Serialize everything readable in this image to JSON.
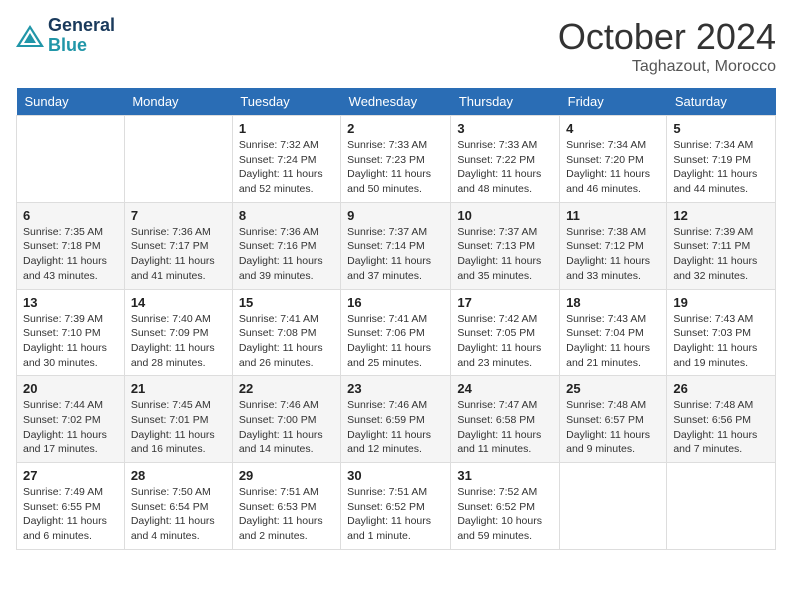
{
  "header": {
    "logo_line1": "General",
    "logo_line2": "Blue",
    "month": "October 2024",
    "location": "Taghazout, Morocco"
  },
  "weekdays": [
    "Sunday",
    "Monday",
    "Tuesday",
    "Wednesday",
    "Thursday",
    "Friday",
    "Saturday"
  ],
  "weeks": [
    [
      null,
      null,
      {
        "day": "1",
        "sunrise": "Sunrise: 7:32 AM",
        "sunset": "Sunset: 7:24 PM",
        "daylight": "Daylight: 11 hours and 52 minutes."
      },
      {
        "day": "2",
        "sunrise": "Sunrise: 7:33 AM",
        "sunset": "Sunset: 7:23 PM",
        "daylight": "Daylight: 11 hours and 50 minutes."
      },
      {
        "day": "3",
        "sunrise": "Sunrise: 7:33 AM",
        "sunset": "Sunset: 7:22 PM",
        "daylight": "Daylight: 11 hours and 48 minutes."
      },
      {
        "day": "4",
        "sunrise": "Sunrise: 7:34 AM",
        "sunset": "Sunset: 7:20 PM",
        "daylight": "Daylight: 11 hours and 46 minutes."
      },
      {
        "day": "5",
        "sunrise": "Sunrise: 7:34 AM",
        "sunset": "Sunset: 7:19 PM",
        "daylight": "Daylight: 11 hours and 44 minutes."
      }
    ],
    [
      {
        "day": "6",
        "sunrise": "Sunrise: 7:35 AM",
        "sunset": "Sunset: 7:18 PM",
        "daylight": "Daylight: 11 hours and 43 minutes."
      },
      {
        "day": "7",
        "sunrise": "Sunrise: 7:36 AM",
        "sunset": "Sunset: 7:17 PM",
        "daylight": "Daylight: 11 hours and 41 minutes."
      },
      {
        "day": "8",
        "sunrise": "Sunrise: 7:36 AM",
        "sunset": "Sunset: 7:16 PM",
        "daylight": "Daylight: 11 hours and 39 minutes."
      },
      {
        "day": "9",
        "sunrise": "Sunrise: 7:37 AM",
        "sunset": "Sunset: 7:14 PM",
        "daylight": "Daylight: 11 hours and 37 minutes."
      },
      {
        "day": "10",
        "sunrise": "Sunrise: 7:37 AM",
        "sunset": "Sunset: 7:13 PM",
        "daylight": "Daylight: 11 hours and 35 minutes."
      },
      {
        "day": "11",
        "sunrise": "Sunrise: 7:38 AM",
        "sunset": "Sunset: 7:12 PM",
        "daylight": "Daylight: 11 hours and 33 minutes."
      },
      {
        "day": "12",
        "sunrise": "Sunrise: 7:39 AM",
        "sunset": "Sunset: 7:11 PM",
        "daylight": "Daylight: 11 hours and 32 minutes."
      }
    ],
    [
      {
        "day": "13",
        "sunrise": "Sunrise: 7:39 AM",
        "sunset": "Sunset: 7:10 PM",
        "daylight": "Daylight: 11 hours and 30 minutes."
      },
      {
        "day": "14",
        "sunrise": "Sunrise: 7:40 AM",
        "sunset": "Sunset: 7:09 PM",
        "daylight": "Daylight: 11 hours and 28 minutes."
      },
      {
        "day": "15",
        "sunrise": "Sunrise: 7:41 AM",
        "sunset": "Sunset: 7:08 PM",
        "daylight": "Daylight: 11 hours and 26 minutes."
      },
      {
        "day": "16",
        "sunrise": "Sunrise: 7:41 AM",
        "sunset": "Sunset: 7:06 PM",
        "daylight": "Daylight: 11 hours and 25 minutes."
      },
      {
        "day": "17",
        "sunrise": "Sunrise: 7:42 AM",
        "sunset": "Sunset: 7:05 PM",
        "daylight": "Daylight: 11 hours and 23 minutes."
      },
      {
        "day": "18",
        "sunrise": "Sunrise: 7:43 AM",
        "sunset": "Sunset: 7:04 PM",
        "daylight": "Daylight: 11 hours and 21 minutes."
      },
      {
        "day": "19",
        "sunrise": "Sunrise: 7:43 AM",
        "sunset": "Sunset: 7:03 PM",
        "daylight": "Daylight: 11 hours and 19 minutes."
      }
    ],
    [
      {
        "day": "20",
        "sunrise": "Sunrise: 7:44 AM",
        "sunset": "Sunset: 7:02 PM",
        "daylight": "Daylight: 11 hours and 17 minutes."
      },
      {
        "day": "21",
        "sunrise": "Sunrise: 7:45 AM",
        "sunset": "Sunset: 7:01 PM",
        "daylight": "Daylight: 11 hours and 16 minutes."
      },
      {
        "day": "22",
        "sunrise": "Sunrise: 7:46 AM",
        "sunset": "Sunset: 7:00 PM",
        "daylight": "Daylight: 11 hours and 14 minutes."
      },
      {
        "day": "23",
        "sunrise": "Sunrise: 7:46 AM",
        "sunset": "Sunset: 6:59 PM",
        "daylight": "Daylight: 11 hours and 12 minutes."
      },
      {
        "day": "24",
        "sunrise": "Sunrise: 7:47 AM",
        "sunset": "Sunset: 6:58 PM",
        "daylight": "Daylight: 11 hours and 11 minutes."
      },
      {
        "day": "25",
        "sunrise": "Sunrise: 7:48 AM",
        "sunset": "Sunset: 6:57 PM",
        "daylight": "Daylight: 11 hours and 9 minutes."
      },
      {
        "day": "26",
        "sunrise": "Sunrise: 7:48 AM",
        "sunset": "Sunset: 6:56 PM",
        "daylight": "Daylight: 11 hours and 7 minutes."
      }
    ],
    [
      {
        "day": "27",
        "sunrise": "Sunrise: 7:49 AM",
        "sunset": "Sunset: 6:55 PM",
        "daylight": "Daylight: 11 hours and 6 minutes."
      },
      {
        "day": "28",
        "sunrise": "Sunrise: 7:50 AM",
        "sunset": "Sunset: 6:54 PM",
        "daylight": "Daylight: 11 hours and 4 minutes."
      },
      {
        "day": "29",
        "sunrise": "Sunrise: 7:51 AM",
        "sunset": "Sunset: 6:53 PM",
        "daylight": "Daylight: 11 hours and 2 minutes."
      },
      {
        "day": "30",
        "sunrise": "Sunrise: 7:51 AM",
        "sunset": "Sunset: 6:52 PM",
        "daylight": "Daylight: 11 hours and 1 minute."
      },
      {
        "day": "31",
        "sunrise": "Sunrise: 7:52 AM",
        "sunset": "Sunset: 6:52 PM",
        "daylight": "Daylight: 10 hours and 59 minutes."
      },
      null,
      null
    ]
  ]
}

• [Directions]: Your task is to return the entries above exactly, with no pictures.

• [Answer to this exercise]:
Serialize everything readable in this image to JSON.
{
  "header": {
    "logo_line1": "General",
    "logo_line2": "Blue",
    "month": "October 2024",
    "location": "Taghazout, Morocco"
  },
  "weekdays": [
    "Sunday",
    "Monday",
    "Tuesday",
    "Wednesday",
    "Thursday",
    "Friday",
    "Saturday"
  ],
  "weeks": [
    [
      null,
      null,
      {
        "day": "1",
        "sunrise": "Sunrise: 7:32 AM",
        "sunset": "Sunset: 7:24 PM",
        "daylight": "Daylight: 11 hours and 52 minutes."
      },
      {
        "day": "2",
        "sunrise": "Sunrise: 7:33 AM",
        "sunset": "Sunset: 7:23 PM",
        "daylight": "Daylight: 11 hours and 50 minutes."
      },
      {
        "day": "3",
        "sunrise": "Sunrise: 7:33 AM",
        "sunset": "Sunset: 7:22 PM",
        "daylight": "Daylight: 11 hours and 48 minutes."
      },
      {
        "day": "4",
        "sunrise": "Sunrise: 7:34 AM",
        "sunset": "Sunset: 7:20 PM",
        "daylight": "Daylight: 11 hours and 46 minutes."
      },
      {
        "day": "5",
        "sunrise": "Sunrise: 7:34 AM",
        "sunset": "Sunset: 7:19 PM",
        "daylight": "Daylight: 11 hours and 44 minutes."
      }
    ],
    [
      {
        "day": "6",
        "sunrise": "Sunrise: 7:35 AM",
        "sunset": "Sunset: 7:18 PM",
        "daylight": "Daylight: 11 hours and 43 minutes."
      },
      {
        "day": "7",
        "sunrise": "Sunrise: 7:36 AM",
        "sunset": "Sunset: 7:17 PM",
        "daylight": "Daylight: 11 hours and 41 minutes."
      },
      {
        "day": "8",
        "sunrise": "Sunrise: 7:36 AM",
        "sunset": "Sunset: 7:16 PM",
        "daylight": "Daylight: 11 hours and 39 minutes."
      },
      {
        "day": "9",
        "sunrise": "Sunrise: 7:37 AM",
        "sunset": "Sunset: 7:14 PM",
        "daylight": "Daylight: 11 hours and 37 minutes."
      },
      {
        "day": "10",
        "sunrise": "Sunrise: 7:37 AM",
        "sunset": "Sunset: 7:13 PM",
        "daylight": "Daylight: 11 hours and 35 minutes."
      },
      {
        "day": "11",
        "sunrise": "Sunrise: 7:38 AM",
        "sunset": "Sunset: 7:12 PM",
        "daylight": "Daylight: 11 hours and 33 minutes."
      },
      {
        "day": "12",
        "sunrise": "Sunrise: 7:39 AM",
        "sunset": "Sunset: 7:11 PM",
        "daylight": "Daylight: 11 hours and 32 minutes."
      }
    ],
    [
      {
        "day": "13",
        "sunrise": "Sunrise: 7:39 AM",
        "sunset": "Sunset: 7:10 PM",
        "daylight": "Daylight: 11 hours and 30 minutes."
      },
      {
        "day": "14",
        "sunrise": "Sunrise: 7:40 AM",
        "sunset": "Sunset: 7:09 PM",
        "daylight": "Daylight: 11 hours and 28 minutes."
      },
      {
        "day": "15",
        "sunrise": "Sunrise: 7:41 AM",
        "sunset": "Sunset: 7:08 PM",
        "daylight": "Daylight: 11 hours and 26 minutes."
      },
      {
        "day": "16",
        "sunrise": "Sunrise: 7:41 AM",
        "sunset": "Sunset: 7:06 PM",
        "daylight": "Daylight: 11 hours and 25 minutes."
      },
      {
        "day": "17",
        "sunrise": "Sunrise: 7:42 AM",
        "sunset": "Sunset: 7:05 PM",
        "daylight": "Daylight: 11 hours and 23 minutes."
      },
      {
        "day": "18",
        "sunrise": "Sunrise: 7:43 AM",
        "sunset": "Sunset: 7:04 PM",
        "daylight": "Daylight: 11 hours and 21 minutes."
      },
      {
        "day": "19",
        "sunrise": "Sunrise: 7:43 AM",
        "sunset": "Sunset: 7:03 PM",
        "daylight": "Daylight: 11 hours and 19 minutes."
      }
    ],
    [
      {
        "day": "20",
        "sunrise": "Sunrise: 7:44 AM",
        "sunset": "Sunset: 7:02 PM",
        "daylight": "Daylight: 11 hours and 17 minutes."
      },
      {
        "day": "21",
        "sunrise": "Sunrise: 7:45 AM",
        "sunset": "Sunset: 7:01 PM",
        "daylight": "Daylight: 11 hours and 16 minutes."
      },
      {
        "day": "22",
        "sunrise": "Sunrise: 7:46 AM",
        "sunset": "Sunset: 7:00 PM",
        "daylight": "Daylight: 11 hours and 14 minutes."
      },
      {
        "day": "23",
        "sunrise": "Sunrise: 7:46 AM",
        "sunset": "Sunset: 6:59 PM",
        "daylight": "Daylight: 11 hours and 12 minutes."
      },
      {
        "day": "24",
        "sunrise": "Sunrise: 7:47 AM",
        "sunset": "Sunset: 6:58 PM",
        "daylight": "Daylight: 11 hours and 11 minutes."
      },
      {
        "day": "25",
        "sunrise": "Sunrise: 7:48 AM",
        "sunset": "Sunset: 6:57 PM",
        "daylight": "Daylight: 11 hours and 9 minutes."
      },
      {
        "day": "26",
        "sunrise": "Sunrise: 7:48 AM",
        "sunset": "Sunset: 6:56 PM",
        "daylight": "Daylight: 11 hours and 7 minutes."
      }
    ],
    [
      {
        "day": "27",
        "sunrise": "Sunrise: 7:49 AM",
        "sunset": "Sunset: 6:55 PM",
        "daylight": "Daylight: 11 hours and 6 minutes."
      },
      {
        "day": "28",
        "sunrise": "Sunrise: 7:50 AM",
        "sunset": "Sunset: 6:54 PM",
        "daylight": "Daylight: 11 hours and 4 minutes."
      },
      {
        "day": "29",
        "sunrise": "Sunrise: 7:51 AM",
        "sunset": "Sunset: 6:53 PM",
        "daylight": "Daylight: 11 hours and 2 minutes."
      },
      {
        "day": "30",
        "sunrise": "Sunrise: 7:51 AM",
        "sunset": "Sunset: 6:52 PM",
        "daylight": "Daylight: 11 hours and 1 minute."
      },
      {
        "day": "31",
        "sunrise": "Sunrise: 7:52 AM",
        "sunset": "Sunset: 6:52 PM",
        "daylight": "Daylight: 10 hours and 59 minutes."
      },
      null,
      null
    ]
  ]
}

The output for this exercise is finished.